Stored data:
——————————

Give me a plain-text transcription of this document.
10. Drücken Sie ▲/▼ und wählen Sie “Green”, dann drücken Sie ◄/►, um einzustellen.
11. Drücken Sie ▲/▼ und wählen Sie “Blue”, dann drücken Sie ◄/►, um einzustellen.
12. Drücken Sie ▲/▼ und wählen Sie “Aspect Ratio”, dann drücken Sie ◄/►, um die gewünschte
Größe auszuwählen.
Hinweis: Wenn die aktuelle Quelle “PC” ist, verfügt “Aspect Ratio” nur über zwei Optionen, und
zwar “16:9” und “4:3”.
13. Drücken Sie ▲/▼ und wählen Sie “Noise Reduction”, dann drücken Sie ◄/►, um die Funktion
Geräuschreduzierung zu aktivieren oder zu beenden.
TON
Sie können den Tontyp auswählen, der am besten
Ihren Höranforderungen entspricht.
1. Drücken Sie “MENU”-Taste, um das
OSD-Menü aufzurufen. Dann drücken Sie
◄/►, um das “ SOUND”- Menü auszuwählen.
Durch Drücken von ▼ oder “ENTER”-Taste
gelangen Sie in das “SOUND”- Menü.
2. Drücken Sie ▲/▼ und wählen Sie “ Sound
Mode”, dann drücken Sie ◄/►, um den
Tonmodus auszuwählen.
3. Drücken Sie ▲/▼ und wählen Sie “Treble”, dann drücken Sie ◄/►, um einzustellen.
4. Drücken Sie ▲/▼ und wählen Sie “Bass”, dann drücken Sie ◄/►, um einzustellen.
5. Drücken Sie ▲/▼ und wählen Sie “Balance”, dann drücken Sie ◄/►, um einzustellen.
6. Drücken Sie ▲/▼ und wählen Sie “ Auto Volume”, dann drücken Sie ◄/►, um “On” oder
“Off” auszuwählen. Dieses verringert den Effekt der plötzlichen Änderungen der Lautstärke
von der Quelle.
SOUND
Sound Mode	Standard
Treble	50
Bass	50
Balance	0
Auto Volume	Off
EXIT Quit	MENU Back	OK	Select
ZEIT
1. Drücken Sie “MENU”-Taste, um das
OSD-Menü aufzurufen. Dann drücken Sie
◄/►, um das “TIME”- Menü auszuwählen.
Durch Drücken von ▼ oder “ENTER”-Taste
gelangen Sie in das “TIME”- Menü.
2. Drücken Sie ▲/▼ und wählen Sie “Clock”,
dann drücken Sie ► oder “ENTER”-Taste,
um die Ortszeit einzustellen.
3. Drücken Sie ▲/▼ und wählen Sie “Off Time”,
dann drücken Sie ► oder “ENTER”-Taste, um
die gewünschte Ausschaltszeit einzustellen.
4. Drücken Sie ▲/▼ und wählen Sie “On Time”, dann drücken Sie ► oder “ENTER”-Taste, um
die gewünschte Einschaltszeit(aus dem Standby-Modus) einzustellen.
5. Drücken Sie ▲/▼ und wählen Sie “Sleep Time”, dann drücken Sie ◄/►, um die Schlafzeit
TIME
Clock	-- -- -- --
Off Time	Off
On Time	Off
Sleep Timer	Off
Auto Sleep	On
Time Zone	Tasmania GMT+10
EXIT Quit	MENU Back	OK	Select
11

——————————

# Short problem:
List all lines holding the string "gewünschte".

# Final result:
12. Drücken Sie ▲/▼ und wählen Sie “Aspect Ratio”, dann drücken Sie ◄/►, um die gewünschte
die gewünschte Ausschaltszeit einzustellen.
die gewünschte Einschaltszeit(aus dem Standby-Modus) einzustellen.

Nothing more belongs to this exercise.